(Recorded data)
########

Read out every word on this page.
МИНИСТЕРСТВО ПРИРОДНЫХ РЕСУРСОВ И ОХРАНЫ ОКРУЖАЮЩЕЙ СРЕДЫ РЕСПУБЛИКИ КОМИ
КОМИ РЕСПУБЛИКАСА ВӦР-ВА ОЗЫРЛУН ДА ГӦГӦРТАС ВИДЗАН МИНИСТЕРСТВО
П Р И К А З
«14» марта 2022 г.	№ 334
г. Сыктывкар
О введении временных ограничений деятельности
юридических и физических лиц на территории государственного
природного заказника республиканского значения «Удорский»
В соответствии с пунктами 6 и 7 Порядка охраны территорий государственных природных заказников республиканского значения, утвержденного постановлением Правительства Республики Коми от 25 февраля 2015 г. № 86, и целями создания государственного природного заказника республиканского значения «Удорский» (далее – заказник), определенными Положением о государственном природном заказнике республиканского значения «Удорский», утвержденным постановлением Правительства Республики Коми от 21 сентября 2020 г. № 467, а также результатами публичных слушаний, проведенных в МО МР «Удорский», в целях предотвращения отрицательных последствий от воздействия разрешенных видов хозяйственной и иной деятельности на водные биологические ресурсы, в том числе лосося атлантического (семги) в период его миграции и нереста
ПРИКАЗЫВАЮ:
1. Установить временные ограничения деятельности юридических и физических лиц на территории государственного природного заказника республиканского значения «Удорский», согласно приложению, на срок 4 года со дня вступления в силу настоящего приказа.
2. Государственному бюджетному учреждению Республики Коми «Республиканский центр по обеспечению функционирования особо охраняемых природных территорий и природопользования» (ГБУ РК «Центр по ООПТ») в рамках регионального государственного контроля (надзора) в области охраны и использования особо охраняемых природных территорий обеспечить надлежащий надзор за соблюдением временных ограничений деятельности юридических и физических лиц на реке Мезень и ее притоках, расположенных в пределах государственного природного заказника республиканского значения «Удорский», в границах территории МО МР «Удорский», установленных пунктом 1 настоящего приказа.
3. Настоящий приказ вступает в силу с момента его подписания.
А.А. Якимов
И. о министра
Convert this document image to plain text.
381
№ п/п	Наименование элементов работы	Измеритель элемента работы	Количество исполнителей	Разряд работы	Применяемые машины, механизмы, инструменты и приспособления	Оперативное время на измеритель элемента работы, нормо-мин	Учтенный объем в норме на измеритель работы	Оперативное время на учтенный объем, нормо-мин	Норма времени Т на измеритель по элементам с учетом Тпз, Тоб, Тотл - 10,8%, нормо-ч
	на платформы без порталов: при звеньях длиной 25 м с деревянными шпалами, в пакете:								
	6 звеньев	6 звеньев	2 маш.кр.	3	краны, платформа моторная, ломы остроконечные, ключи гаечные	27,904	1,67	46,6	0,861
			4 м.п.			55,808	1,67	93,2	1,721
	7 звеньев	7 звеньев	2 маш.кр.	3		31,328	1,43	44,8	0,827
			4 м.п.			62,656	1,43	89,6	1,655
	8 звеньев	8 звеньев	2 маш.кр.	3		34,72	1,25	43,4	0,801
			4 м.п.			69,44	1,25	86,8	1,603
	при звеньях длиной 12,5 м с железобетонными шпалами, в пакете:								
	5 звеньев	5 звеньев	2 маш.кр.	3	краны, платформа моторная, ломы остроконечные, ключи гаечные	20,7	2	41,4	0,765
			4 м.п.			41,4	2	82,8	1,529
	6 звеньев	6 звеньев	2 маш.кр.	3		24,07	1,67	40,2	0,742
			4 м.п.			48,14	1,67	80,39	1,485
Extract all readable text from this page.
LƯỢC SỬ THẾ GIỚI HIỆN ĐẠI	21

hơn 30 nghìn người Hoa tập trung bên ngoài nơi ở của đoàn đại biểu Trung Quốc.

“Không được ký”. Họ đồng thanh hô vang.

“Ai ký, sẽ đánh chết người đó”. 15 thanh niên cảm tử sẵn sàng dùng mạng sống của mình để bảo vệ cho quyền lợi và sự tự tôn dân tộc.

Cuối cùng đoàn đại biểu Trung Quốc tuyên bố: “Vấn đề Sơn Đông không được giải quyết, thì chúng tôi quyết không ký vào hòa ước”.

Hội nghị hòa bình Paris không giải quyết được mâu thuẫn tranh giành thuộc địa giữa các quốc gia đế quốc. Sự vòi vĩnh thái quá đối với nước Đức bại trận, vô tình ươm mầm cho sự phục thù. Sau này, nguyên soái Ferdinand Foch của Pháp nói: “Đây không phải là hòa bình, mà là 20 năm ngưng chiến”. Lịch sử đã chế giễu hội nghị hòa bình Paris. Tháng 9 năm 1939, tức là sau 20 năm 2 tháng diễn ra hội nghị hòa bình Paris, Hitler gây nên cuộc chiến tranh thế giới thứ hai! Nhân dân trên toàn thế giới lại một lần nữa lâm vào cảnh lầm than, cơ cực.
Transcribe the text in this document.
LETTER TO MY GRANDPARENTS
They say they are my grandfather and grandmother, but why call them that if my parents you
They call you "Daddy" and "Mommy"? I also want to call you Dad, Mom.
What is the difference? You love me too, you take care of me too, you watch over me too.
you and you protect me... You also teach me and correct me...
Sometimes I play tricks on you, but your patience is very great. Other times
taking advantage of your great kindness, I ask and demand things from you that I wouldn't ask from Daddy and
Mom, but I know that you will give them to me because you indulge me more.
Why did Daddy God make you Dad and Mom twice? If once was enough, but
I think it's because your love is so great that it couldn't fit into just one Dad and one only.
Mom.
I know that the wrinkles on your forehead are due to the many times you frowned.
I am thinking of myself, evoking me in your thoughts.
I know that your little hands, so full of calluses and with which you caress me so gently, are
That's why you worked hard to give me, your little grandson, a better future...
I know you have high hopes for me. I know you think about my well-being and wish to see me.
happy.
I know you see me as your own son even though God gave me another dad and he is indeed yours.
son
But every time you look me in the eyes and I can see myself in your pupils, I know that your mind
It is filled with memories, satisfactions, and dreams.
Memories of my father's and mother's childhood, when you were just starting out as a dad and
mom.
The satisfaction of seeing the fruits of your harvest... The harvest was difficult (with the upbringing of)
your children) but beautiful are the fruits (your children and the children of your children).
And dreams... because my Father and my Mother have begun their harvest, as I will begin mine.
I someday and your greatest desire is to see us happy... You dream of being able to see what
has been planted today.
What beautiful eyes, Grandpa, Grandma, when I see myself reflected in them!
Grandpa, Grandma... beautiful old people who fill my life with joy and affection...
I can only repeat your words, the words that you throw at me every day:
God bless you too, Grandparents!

########

▸ **TASK STATEMENT**
Return every line holding the word "Trung" from the records.

▸ **ANSWER BELOW**
hơn 30 nghìn người Hoa tập trung bên ngoài nơi ở của đoàn đại biểu Trung Quốc.
Cuối cùng đoàn đại biểu Trung Quốc tuyên bố: “Vấn đề Sơn Đông không được giải quyết, thì chúng tôi quyết không ký vào hòa ước”.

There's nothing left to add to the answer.